PROBLEM TO SOLVE - Where a line contains the string "System", copy that line.

INPUT RECORDS -

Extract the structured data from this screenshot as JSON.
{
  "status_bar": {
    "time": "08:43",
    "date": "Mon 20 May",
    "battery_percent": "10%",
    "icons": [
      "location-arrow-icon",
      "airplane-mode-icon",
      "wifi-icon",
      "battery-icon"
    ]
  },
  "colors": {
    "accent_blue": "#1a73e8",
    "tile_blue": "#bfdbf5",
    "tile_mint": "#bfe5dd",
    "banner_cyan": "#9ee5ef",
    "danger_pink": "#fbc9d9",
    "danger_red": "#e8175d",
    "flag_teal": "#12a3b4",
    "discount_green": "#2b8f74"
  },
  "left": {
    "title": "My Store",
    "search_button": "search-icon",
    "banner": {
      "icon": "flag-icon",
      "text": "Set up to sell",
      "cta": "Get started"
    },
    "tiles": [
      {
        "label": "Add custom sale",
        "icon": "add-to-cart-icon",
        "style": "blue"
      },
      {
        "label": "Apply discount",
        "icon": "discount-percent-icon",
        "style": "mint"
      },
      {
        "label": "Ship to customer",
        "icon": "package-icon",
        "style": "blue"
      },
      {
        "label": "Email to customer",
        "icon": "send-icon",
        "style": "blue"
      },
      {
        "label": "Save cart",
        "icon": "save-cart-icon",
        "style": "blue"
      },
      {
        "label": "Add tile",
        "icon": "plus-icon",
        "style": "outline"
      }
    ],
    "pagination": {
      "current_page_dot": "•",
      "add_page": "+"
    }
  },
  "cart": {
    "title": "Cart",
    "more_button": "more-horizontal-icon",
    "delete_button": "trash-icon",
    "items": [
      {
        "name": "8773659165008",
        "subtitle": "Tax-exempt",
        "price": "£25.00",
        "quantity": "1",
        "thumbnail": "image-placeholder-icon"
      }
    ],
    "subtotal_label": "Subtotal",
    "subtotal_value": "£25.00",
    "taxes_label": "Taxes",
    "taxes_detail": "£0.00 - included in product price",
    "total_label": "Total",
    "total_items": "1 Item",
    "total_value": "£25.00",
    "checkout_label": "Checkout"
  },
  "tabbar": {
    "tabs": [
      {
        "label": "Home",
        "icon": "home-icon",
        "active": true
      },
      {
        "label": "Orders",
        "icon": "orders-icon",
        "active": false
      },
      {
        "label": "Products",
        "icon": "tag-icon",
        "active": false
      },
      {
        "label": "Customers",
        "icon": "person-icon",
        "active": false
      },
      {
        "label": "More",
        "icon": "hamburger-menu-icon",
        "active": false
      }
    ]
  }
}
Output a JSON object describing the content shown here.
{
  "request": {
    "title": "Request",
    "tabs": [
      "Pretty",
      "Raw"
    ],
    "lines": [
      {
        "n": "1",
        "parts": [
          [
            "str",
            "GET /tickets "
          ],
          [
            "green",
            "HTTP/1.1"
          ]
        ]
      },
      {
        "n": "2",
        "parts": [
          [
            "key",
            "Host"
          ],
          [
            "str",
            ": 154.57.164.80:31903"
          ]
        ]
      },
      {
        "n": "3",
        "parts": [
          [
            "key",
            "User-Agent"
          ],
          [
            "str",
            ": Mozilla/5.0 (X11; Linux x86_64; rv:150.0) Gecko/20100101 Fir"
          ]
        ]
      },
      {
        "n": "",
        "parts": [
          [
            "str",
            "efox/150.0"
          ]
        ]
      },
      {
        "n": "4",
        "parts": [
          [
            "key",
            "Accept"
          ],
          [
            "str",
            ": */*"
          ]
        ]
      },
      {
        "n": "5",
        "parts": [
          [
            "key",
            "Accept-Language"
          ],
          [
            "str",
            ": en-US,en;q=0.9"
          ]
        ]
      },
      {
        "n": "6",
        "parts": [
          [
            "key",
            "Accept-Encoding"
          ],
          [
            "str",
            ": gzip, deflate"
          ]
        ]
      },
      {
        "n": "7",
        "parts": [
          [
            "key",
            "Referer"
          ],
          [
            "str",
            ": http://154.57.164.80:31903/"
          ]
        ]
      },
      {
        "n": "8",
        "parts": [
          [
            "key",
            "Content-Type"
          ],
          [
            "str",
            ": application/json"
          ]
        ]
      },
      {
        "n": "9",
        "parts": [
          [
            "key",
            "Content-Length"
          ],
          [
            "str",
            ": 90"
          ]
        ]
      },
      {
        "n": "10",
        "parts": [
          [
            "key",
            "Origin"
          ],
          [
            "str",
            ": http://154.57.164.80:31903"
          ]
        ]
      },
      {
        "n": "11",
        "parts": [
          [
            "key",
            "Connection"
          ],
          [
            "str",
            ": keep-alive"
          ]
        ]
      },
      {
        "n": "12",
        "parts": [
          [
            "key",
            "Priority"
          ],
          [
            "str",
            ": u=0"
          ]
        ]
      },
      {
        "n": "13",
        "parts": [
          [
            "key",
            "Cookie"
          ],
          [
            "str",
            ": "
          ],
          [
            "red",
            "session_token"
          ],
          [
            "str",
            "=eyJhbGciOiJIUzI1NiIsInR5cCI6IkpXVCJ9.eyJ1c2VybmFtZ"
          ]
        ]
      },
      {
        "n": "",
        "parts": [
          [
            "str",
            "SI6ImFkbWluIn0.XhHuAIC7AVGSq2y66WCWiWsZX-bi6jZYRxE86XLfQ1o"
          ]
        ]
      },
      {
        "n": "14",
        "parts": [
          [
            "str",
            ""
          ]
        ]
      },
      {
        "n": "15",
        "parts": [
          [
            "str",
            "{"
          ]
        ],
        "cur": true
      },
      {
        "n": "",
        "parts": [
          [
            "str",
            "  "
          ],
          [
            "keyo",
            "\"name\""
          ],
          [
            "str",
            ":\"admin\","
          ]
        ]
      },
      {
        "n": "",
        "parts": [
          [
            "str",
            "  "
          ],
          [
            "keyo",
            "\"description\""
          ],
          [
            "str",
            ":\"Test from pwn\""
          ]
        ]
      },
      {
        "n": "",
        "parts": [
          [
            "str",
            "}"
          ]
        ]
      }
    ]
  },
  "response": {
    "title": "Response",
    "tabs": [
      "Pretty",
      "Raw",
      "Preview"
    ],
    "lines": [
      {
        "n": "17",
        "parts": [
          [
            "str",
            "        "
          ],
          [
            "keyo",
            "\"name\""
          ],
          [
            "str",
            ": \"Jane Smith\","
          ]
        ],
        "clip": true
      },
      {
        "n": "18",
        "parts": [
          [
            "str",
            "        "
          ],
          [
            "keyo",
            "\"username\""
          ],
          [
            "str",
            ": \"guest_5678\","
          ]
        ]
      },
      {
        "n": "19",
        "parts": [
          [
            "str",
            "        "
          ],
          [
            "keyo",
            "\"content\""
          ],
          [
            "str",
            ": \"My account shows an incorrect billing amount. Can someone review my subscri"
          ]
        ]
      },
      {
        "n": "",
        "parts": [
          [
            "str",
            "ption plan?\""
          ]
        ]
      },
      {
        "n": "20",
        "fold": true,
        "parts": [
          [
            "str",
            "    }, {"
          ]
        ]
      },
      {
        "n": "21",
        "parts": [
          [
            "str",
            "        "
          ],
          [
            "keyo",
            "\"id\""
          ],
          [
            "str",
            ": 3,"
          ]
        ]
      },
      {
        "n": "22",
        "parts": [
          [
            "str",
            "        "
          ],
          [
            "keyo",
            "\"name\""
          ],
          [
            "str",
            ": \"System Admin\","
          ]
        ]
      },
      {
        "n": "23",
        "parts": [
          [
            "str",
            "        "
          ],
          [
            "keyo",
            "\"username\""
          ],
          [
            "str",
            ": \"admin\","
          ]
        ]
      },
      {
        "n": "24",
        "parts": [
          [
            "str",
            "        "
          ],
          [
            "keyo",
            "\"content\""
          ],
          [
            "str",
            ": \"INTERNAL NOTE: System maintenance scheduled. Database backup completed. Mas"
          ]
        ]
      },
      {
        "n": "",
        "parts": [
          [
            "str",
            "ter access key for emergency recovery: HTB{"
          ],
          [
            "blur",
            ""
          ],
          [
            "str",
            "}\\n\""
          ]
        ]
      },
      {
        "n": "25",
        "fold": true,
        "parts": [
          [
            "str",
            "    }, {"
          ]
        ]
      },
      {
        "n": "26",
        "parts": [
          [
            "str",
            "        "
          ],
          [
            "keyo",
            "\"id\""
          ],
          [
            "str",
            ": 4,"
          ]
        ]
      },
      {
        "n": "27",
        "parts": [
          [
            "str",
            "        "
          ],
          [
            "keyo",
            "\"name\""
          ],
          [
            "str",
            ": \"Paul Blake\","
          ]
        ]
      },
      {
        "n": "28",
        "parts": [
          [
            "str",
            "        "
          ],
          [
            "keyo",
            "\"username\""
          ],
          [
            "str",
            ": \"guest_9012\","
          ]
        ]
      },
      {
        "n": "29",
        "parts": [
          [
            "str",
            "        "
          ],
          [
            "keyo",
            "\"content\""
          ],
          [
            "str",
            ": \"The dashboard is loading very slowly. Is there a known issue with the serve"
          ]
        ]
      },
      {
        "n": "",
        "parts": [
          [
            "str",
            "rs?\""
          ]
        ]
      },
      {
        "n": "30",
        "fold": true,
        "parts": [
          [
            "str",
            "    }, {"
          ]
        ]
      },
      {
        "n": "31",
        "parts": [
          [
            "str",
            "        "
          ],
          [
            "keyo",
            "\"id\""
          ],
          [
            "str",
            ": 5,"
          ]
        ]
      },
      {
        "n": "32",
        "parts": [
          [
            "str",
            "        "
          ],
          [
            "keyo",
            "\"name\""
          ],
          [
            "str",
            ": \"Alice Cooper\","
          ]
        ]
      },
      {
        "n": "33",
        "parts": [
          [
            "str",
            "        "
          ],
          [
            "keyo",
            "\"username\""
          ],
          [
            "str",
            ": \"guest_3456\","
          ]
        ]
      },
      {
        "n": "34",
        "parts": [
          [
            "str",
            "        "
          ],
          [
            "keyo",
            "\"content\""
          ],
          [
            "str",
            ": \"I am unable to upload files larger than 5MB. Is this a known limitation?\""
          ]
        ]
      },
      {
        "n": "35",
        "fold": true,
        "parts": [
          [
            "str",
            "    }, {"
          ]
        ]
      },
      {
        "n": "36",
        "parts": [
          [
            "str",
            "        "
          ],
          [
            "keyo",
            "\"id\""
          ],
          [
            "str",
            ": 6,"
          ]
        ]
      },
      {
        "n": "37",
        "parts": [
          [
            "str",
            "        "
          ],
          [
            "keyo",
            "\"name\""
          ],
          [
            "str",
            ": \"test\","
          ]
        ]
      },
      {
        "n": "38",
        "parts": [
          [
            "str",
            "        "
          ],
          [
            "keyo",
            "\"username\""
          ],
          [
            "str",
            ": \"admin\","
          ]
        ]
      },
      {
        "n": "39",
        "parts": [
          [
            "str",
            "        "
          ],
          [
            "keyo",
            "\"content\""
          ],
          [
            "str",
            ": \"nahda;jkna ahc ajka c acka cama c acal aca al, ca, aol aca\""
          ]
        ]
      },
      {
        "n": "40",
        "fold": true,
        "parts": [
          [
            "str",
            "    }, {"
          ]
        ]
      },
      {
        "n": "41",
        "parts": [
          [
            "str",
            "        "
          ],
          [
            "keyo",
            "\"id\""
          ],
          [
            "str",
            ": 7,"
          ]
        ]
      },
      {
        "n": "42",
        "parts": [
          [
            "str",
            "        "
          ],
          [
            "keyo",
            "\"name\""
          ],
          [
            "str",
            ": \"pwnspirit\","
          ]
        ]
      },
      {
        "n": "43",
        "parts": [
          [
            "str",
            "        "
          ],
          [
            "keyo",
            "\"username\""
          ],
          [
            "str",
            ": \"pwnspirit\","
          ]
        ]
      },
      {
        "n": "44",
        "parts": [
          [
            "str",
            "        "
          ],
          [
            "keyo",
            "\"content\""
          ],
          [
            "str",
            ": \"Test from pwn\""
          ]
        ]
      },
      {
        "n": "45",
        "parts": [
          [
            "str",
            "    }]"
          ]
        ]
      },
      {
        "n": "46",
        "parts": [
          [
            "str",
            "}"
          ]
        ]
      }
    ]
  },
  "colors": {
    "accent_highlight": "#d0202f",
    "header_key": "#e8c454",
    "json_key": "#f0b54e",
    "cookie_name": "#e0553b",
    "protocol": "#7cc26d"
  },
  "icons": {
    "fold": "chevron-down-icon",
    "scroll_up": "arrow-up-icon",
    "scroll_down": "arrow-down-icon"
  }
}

ANSWER -
            ": \"System Admin\","
            ": \"INTERNAL NOTE: System maintenance scheduled. Database backup completed. Mas"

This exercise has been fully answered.